Search the material below for the word "levels" and copy every line in which it occurs.

:: EXCERPTED RECORDS

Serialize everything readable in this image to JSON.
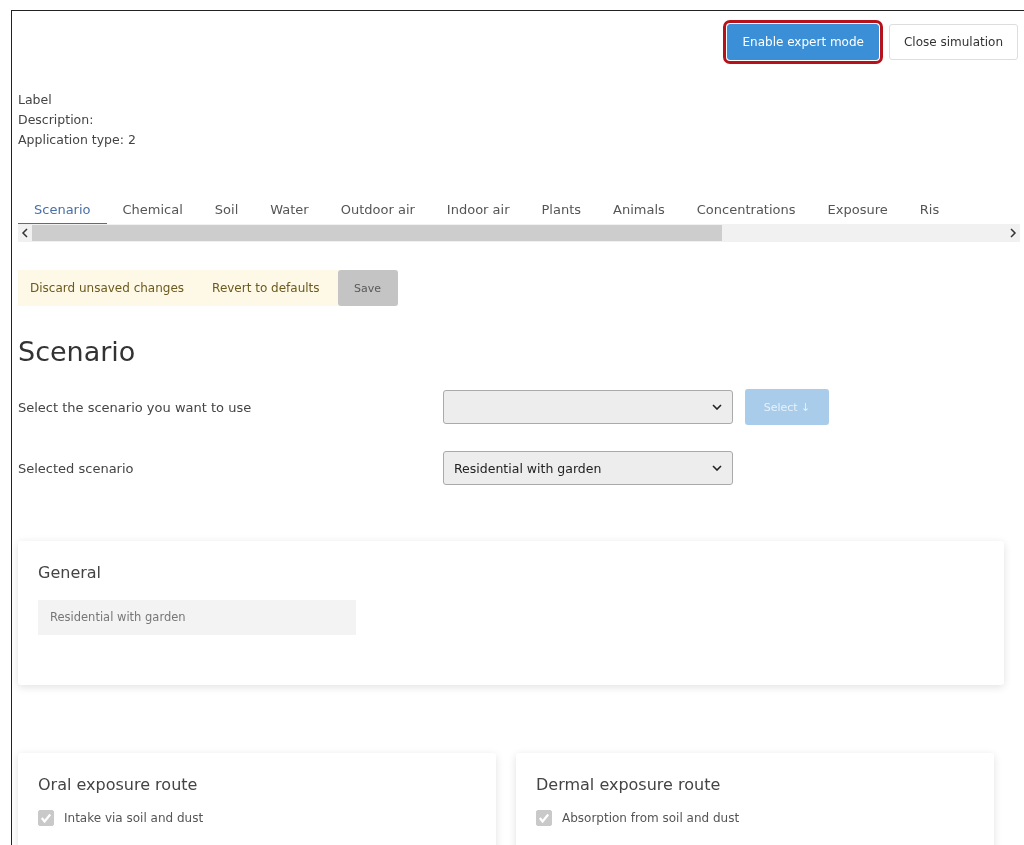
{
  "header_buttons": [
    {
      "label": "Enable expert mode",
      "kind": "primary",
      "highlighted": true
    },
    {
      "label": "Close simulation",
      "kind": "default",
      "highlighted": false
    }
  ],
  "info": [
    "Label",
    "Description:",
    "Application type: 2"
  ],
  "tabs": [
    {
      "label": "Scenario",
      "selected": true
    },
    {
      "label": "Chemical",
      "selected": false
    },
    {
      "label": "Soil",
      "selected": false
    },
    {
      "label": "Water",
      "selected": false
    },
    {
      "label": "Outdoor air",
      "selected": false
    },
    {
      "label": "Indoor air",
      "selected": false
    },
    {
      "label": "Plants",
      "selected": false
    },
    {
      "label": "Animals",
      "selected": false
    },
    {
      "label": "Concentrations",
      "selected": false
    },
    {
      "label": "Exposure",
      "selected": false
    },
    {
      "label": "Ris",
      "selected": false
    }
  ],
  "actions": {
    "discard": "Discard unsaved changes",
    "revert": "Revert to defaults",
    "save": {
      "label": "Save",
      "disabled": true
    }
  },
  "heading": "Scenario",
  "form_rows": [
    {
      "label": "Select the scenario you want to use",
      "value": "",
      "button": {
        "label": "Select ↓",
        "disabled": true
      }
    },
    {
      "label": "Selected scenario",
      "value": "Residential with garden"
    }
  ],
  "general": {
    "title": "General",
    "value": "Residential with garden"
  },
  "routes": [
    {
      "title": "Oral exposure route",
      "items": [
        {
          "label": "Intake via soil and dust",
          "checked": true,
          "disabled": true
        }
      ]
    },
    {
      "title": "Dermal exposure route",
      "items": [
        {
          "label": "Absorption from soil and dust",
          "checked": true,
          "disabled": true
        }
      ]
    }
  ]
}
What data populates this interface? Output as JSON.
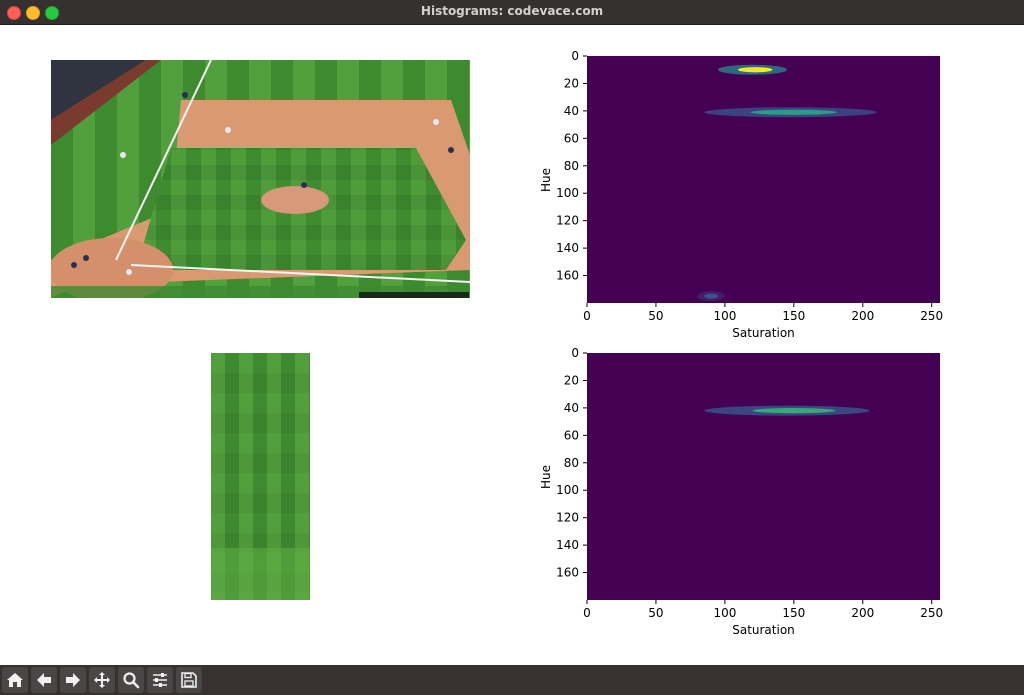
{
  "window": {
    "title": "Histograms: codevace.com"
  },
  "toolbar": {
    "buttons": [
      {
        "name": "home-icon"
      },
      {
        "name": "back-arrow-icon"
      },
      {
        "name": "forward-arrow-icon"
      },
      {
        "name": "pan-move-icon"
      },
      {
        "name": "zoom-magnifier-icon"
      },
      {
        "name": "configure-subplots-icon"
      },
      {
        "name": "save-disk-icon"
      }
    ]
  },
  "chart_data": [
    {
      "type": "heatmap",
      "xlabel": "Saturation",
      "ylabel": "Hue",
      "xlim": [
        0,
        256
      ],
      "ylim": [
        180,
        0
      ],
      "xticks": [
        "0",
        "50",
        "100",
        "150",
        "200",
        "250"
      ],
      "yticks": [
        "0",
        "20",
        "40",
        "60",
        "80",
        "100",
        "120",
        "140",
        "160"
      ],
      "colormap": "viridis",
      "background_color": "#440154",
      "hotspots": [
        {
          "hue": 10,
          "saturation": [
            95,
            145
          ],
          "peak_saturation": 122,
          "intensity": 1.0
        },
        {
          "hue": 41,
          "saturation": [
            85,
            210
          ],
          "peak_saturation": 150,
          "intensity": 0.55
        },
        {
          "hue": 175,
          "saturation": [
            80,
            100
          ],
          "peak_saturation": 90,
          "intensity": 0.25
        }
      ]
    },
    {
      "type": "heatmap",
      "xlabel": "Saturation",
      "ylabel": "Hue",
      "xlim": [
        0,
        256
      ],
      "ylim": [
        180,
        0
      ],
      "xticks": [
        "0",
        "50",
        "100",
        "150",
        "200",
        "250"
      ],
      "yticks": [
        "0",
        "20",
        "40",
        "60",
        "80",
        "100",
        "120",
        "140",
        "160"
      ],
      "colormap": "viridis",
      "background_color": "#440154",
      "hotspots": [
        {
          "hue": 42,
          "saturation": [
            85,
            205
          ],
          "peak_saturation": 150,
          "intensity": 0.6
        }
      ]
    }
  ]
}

::::
:: EXCERPTED RECORDS

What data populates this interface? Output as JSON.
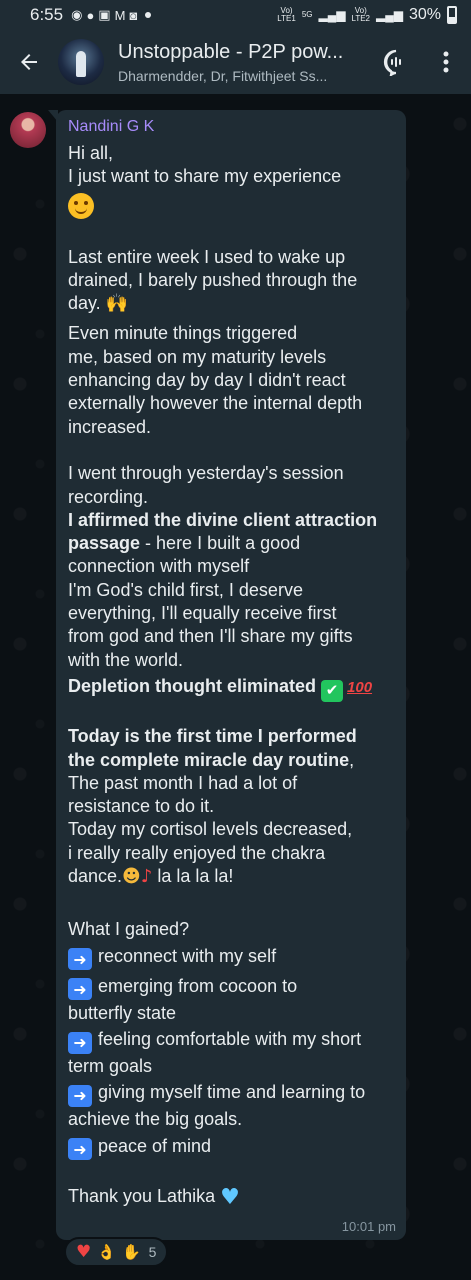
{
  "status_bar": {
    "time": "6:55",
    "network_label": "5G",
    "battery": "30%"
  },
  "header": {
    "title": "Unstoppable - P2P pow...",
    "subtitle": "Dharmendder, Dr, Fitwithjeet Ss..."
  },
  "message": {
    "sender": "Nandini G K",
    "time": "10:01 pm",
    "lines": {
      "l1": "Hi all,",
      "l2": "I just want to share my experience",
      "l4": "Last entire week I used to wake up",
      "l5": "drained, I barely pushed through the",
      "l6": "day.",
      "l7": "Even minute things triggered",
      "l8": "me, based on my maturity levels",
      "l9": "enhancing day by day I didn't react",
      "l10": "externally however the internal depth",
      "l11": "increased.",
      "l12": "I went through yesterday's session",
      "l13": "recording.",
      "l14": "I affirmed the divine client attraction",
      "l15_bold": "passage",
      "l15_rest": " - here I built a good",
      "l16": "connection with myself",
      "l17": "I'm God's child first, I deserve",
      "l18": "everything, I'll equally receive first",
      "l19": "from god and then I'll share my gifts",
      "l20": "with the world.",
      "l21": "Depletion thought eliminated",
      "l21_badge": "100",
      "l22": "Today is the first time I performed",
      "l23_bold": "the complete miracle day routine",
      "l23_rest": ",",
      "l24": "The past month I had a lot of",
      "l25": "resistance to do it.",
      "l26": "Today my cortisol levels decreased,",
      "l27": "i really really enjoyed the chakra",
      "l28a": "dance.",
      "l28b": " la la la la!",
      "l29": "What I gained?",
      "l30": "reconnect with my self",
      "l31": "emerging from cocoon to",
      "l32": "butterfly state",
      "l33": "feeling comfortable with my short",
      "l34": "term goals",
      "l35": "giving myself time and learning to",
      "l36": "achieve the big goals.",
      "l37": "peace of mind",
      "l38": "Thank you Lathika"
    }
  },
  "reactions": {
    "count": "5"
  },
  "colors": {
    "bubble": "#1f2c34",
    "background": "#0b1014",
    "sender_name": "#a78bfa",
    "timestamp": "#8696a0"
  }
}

::::

_ANSWER TO THE TASK:_
      "l8": "me, based on my maturity levels",
      "l26": "Today my cortisol levels decreased,",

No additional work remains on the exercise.